Extracted data entries
=====

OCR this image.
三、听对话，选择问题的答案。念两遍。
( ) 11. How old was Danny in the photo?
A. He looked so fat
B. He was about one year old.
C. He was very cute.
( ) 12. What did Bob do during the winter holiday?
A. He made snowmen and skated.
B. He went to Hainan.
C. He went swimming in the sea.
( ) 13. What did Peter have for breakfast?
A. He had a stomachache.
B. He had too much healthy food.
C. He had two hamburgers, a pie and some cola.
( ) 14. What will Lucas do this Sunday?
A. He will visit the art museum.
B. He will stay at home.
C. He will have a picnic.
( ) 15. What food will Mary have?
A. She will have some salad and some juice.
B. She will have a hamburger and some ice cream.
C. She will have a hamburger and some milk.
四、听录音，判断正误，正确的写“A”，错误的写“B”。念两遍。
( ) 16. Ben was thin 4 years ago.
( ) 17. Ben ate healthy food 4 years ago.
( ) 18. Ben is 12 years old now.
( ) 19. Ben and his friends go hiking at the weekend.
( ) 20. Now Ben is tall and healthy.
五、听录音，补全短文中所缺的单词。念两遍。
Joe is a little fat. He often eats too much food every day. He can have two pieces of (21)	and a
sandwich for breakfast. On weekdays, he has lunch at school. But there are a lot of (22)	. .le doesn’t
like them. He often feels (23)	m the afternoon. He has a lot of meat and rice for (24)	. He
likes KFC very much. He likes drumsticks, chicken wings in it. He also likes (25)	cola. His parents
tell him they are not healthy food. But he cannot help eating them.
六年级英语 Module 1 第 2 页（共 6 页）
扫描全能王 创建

=====

Short task
Transcribe each entry precisely, missing none.

Answer to the exercise
OCR this image.
三、听对话，选择问题的答案。念两遍。
( ) 11. How old was Danny in the photo?
A. He looked so fat
B. He was about one year old.
C. He was very cute.
( ) 12. What did Bob do during the winter holiday?
A. He made snowmen and skated.
B. He went to Hainan.
C. He went swimming in the sea.
( ) 13. What did Peter have for breakfast?
A. He had a stomachache.
B. He had too much healthy food.
C. He had two hamburgers, a pie and some cola.
( ) 14. What will Lucas do this Sunday?
A. He will visit the art museum.
B. He will stay at home.
C. He will have a picnic.
( ) 15. What food will Mary have?
A. She will have some salad and some juice.
B. She will have a hamburger and some ice cream.
C. She will have a hamburger and some milk.
四、听录音，判断正误，正确的写“A”，错误的写“B”。念两遍。
( ) 16. Ben was thin 4 years ago.
( ) 17. Ben ate healthy food 4 years ago.
( ) 18. Ben is 12 years old now.
( ) 19. Ben and his friends go hiking at the weekend.
( ) 20. Now Ben is tall and healthy.
五、听录音，补全短文中所缺的单词。念两遍。
Joe is a little fat. He often eats too much food every day. He can have two pieces of (21)	and a
sandwich for breakfast. On weekdays, he has lunch at school. But there are a lot of (22)	. .le doesn’t
like them. He often feels (23)	m the afternoon. He has a lot of meat and rice for (24)	. He
likes KFC very much. He likes drumsticks, chicken wings in it. He also likes (25)	cola. His parents
tell him they are not healthy food. But he cannot help eating them.
六年级英语 Module 1 第 2 页（共 6 页）
扫描全能王 创建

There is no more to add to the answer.